======== Stored rows ========

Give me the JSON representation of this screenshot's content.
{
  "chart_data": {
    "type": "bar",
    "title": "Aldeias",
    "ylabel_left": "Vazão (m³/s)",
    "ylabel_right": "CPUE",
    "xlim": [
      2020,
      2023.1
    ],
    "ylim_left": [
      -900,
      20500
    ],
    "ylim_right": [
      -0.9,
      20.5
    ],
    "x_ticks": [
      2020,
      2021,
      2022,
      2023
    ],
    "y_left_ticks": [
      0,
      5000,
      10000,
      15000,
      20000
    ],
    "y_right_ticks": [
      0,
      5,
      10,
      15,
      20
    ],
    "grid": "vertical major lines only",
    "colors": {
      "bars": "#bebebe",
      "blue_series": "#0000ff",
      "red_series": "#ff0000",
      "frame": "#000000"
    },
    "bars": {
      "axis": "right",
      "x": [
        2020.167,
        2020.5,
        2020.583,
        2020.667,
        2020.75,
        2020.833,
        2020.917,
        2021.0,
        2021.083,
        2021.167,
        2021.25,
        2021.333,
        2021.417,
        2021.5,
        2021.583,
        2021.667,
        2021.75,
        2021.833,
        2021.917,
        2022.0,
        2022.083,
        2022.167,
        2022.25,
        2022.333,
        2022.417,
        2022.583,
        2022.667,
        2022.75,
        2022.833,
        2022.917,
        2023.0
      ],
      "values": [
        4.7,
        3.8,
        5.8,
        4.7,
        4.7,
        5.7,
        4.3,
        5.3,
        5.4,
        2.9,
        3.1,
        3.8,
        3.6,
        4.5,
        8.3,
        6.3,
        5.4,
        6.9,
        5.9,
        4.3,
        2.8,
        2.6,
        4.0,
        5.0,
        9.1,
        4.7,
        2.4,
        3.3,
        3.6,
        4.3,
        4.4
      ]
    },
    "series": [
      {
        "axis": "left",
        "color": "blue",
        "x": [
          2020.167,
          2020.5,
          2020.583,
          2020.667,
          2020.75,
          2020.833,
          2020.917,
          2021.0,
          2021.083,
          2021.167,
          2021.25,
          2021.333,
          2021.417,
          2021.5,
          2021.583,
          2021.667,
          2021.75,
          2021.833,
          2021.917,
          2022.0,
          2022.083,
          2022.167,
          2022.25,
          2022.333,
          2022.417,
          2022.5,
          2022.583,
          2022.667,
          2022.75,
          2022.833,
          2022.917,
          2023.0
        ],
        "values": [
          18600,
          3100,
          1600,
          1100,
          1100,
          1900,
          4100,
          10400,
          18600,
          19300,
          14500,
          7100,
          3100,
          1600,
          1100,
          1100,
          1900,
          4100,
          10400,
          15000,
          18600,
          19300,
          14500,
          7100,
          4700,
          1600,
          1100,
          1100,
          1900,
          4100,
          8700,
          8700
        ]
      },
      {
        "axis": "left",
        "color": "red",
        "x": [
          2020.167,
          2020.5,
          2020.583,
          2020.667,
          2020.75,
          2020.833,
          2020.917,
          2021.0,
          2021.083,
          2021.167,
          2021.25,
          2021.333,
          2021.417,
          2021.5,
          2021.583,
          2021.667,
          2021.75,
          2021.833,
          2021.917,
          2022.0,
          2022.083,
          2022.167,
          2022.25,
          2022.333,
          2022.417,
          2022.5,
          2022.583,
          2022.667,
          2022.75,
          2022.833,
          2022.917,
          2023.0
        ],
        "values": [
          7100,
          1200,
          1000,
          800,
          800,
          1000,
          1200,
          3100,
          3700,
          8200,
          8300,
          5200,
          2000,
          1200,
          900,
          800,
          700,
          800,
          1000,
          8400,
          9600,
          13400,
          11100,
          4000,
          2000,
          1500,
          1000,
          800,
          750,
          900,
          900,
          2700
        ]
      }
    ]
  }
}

========

▶ [Directions]: Every record shown above must be echoed exactly.

▶ [Completed task]:
Give me the JSON representation of this screenshot's content.
{
  "chart_data": {
    "type": "bar",
    "title": "Aldeias",
    "ylabel_left": "Vazão (m³/s)",
    "ylabel_right": "CPUE",
    "xlim": [
      2020,
      2023.1
    ],
    "ylim_left": [
      -900,
      20500
    ],
    "ylim_right": [
      -0.9,
      20.5
    ],
    "x_ticks": [
      2020,
      2021,
      2022,
      2023
    ],
    "y_left_ticks": [
      0,
      5000,
      10000,
      15000,
      20000
    ],
    "y_right_ticks": [
      0,
      5,
      10,
      15,
      20
    ],
    "grid": "vertical major lines only",
    "colors": {
      "bars": "#bebebe",
      "blue_series": "#0000ff",
      "red_series": "#ff0000",
      "frame": "#000000"
    },
    "bars": {
      "axis": "right",
      "x": [
        2020.167,
        2020.5,
        2020.583,
        2020.667,
        2020.75,
        2020.833,
        2020.917,
        2021.0,
        2021.083,
        2021.167,
        2021.25,
        2021.333,
        2021.417,
        2021.5,
        2021.583,
        2021.667,
        2021.75,
        2021.833,
        2021.917,
        2022.0,
        2022.083,
        2022.167,
        2022.25,
        2022.333,
        2022.417,
        2022.583,
        2022.667,
        2022.75,
        2022.833,
        2022.917,
        2023.0
      ],
      "values": [
        4.7,
        3.8,
        5.8,
        4.7,
        4.7,
        5.7,
        4.3,
        5.3,
        5.4,
        2.9,
        3.1,
        3.8,
        3.6,
        4.5,
        8.3,
        6.3,
        5.4,
        6.9,
        5.9,
        4.3,
        2.8,
        2.6,
        4.0,
        5.0,
        9.1,
        4.7,
        2.4,
        3.3,
        3.6,
        4.3,
        4.4
      ]
    },
    "series": [
      {
        "axis": "left",
        "color": "blue",
        "x": [
          2020.167,
          2020.5,
          2020.583,
          2020.667,
          2020.75,
          2020.833,
          2020.917,
          2021.0,
          2021.083,
          2021.167,
          2021.25,
          2021.333,
          2021.417,
          2021.5,
          2021.583,
          2021.667,
          2021.75,
          2021.833,
          2021.917,
          2022.0,
          2022.083,
          2022.167,
          2022.25,
          2022.333,
          2022.417,
          2022.5,
          2022.583,
          2022.667,
          2022.75,
          2022.833,
          2022.917,
          2023.0
        ],
        "values": [
          18600,
          3100,
          1600,
          1100,
          1100,
          1900,
          4100,
          10400,
          18600,
          19300,
          14500,
          7100,
          3100,
          1600,
          1100,
          1100,
          1900,
          4100,
          10400,
          15000,
          18600,
          19300,
          14500,
          7100,
          4700,
          1600,
          1100,
          1100,
          1900,
          4100,
          8700,
          8700
        ]
      },
      {
        "axis": "left",
        "color": "red",
        "x": [
          2020.167,
          2020.5,
          2020.583,
          2020.667,
          2020.75,
          2020.833,
          2020.917,
          2021.0,
          2021.083,
          2021.167,
          2021.25,
          2021.333,
          2021.417,
          2021.5,
          2021.583,
          2021.667,
          2021.75,
          2021.833,
          2021.917,
          2022.0,
          2022.083,
          2022.167,
          2022.25,
          2022.333,
          2022.417,
          2022.5,
          2022.583,
          2022.667,
          2022.75,
          2022.833,
          2022.917,
          2023.0
        ],
        "values": [
          7100,
          1200,
          1000,
          800,
          800,
          1000,
          1200,
          3100,
          3700,
          8200,
          8300,
          5200,
          2000,
          1200,
          900,
          800,
          700,
          800,
          1000,
          8400,
          9600,
          13400,
          11100,
          4000,
          2000,
          1500,
          1000,
          800,
          750,
          900,
          900,
          2700
        ]
      }
    ]
  }
}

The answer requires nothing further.